:: GIVEN REQUEST ::
Output every line below without omitting or altering anything.

Dataset entries:
>> Start

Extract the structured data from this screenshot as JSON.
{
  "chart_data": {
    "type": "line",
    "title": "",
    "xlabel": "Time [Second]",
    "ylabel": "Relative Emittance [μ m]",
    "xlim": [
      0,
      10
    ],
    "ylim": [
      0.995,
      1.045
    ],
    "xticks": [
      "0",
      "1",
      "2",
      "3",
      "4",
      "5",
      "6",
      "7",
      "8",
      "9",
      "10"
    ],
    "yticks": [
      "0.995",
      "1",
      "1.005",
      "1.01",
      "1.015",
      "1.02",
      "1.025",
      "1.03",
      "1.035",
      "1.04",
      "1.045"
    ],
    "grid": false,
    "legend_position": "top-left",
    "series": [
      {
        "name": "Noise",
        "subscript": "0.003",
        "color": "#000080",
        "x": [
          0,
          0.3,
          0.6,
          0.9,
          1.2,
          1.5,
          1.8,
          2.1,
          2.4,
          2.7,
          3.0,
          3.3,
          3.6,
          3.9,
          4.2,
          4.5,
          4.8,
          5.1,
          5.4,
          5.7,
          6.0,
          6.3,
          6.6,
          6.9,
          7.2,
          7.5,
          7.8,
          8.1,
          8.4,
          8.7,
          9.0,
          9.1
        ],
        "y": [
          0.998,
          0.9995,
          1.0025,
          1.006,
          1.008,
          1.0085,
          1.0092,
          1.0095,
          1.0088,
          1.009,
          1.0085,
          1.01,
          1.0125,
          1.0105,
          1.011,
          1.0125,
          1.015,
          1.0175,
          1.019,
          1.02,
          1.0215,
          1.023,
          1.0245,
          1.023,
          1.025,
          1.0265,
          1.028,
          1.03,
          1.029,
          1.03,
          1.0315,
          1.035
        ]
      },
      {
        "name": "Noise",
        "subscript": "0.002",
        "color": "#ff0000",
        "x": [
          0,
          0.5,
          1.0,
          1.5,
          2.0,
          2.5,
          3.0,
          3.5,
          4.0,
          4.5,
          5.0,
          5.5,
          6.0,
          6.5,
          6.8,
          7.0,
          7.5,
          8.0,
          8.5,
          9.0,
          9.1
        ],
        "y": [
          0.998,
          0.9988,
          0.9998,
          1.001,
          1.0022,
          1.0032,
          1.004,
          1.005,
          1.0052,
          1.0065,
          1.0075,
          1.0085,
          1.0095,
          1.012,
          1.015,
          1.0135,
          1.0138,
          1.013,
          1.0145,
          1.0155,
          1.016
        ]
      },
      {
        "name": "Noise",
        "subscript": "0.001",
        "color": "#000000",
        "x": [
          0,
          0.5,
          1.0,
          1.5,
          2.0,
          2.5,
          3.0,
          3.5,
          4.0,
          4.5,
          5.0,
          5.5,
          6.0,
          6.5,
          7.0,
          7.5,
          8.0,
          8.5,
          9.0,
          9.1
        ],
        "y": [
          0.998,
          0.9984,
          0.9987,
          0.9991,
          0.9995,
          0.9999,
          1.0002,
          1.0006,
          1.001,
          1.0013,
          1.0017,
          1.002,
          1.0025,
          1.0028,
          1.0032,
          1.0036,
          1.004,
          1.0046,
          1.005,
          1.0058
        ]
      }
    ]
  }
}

>> End

:: WRITTEN RESPONSE ::
Extract the structured data from this screenshot as JSON.
{
  "chart_data": {
    "type": "line",
    "title": "",
    "xlabel": "Time [Second]",
    "ylabel": "Relative Emittance [μ m]",
    "xlim": [
      0,
      10
    ],
    "ylim": [
      0.995,
      1.045
    ],
    "xticks": [
      "0",
      "1",
      "2",
      "3",
      "4",
      "5",
      "6",
      "7",
      "8",
      "9",
      "10"
    ],
    "yticks": [
      "0.995",
      "1",
      "1.005",
      "1.01",
      "1.015",
      "1.02",
      "1.025",
      "1.03",
      "1.035",
      "1.04",
      "1.045"
    ],
    "grid": false,
    "legend_position": "top-left",
    "series": [
      {
        "name": "Noise",
        "subscript": "0.003",
        "color": "#000080",
        "x": [
          0,
          0.3,
          0.6,
          0.9,
          1.2,
          1.5,
          1.8,
          2.1,
          2.4,
          2.7,
          3.0,
          3.3,
          3.6,
          3.9,
          4.2,
          4.5,
          4.8,
          5.1,
          5.4,
          5.7,
          6.0,
          6.3,
          6.6,
          6.9,
          7.2,
          7.5,
          7.8,
          8.1,
          8.4,
          8.7,
          9.0,
          9.1
        ],
        "y": [
          0.998,
          0.9995,
          1.0025,
          1.006,
          1.008,
          1.0085,
          1.0092,
          1.0095,
          1.0088,
          1.009,
          1.0085,
          1.01,
          1.0125,
          1.0105,
          1.011,
          1.0125,
          1.015,
          1.0175,
          1.019,
          1.02,
          1.0215,
          1.023,
          1.0245,
          1.023,
          1.025,
          1.0265,
          1.028,
          1.03,
          1.029,
          1.03,
          1.0315,
          1.035
        ]
      },
      {
        "name": "Noise",
        "subscript": "0.002",
        "color": "#ff0000",
        "x": [
          0,
          0.5,
          1.0,
          1.5,
          2.0,
          2.5,
          3.0,
          3.5,
          4.0,
          4.5,
          5.0,
          5.5,
          6.0,
          6.5,
          6.8,
          7.0,
          7.5,
          8.0,
          8.5,
          9.0,
          9.1
        ],
        "y": [
          0.998,
          0.9988,
          0.9998,
          1.001,
          1.0022,
          1.0032,
          1.004,
          1.005,
          1.0052,
          1.0065,
          1.0075,
          1.0085,
          1.0095,
          1.012,
          1.015,
          1.0135,
          1.0138,
          1.013,
          1.0145,
          1.0155,
          1.016
        ]
      },
      {
        "name": "Noise",
        "subscript": "0.001",
        "color": "#000000",
        "x": [
          0,
          0.5,
          1.0,
          1.5,
          2.0,
          2.5,
          3.0,
          3.5,
          4.0,
          4.5,
          5.0,
          5.5,
          6.0,
          6.5,
          7.0,
          7.5,
          8.0,
          8.5,
          9.0,
          9.1
        ],
        "y": [
          0.998,
          0.9984,
          0.9987,
          0.9991,
          0.9995,
          0.9999,
          1.0002,
          1.0006,
          1.001,
          1.0013,
          1.0017,
          1.002,
          1.0025,
          1.0028,
          1.0032,
          1.0036,
          1.004,
          1.0046,
          1.005,
          1.0058
        ]
      }
    ]
  }
}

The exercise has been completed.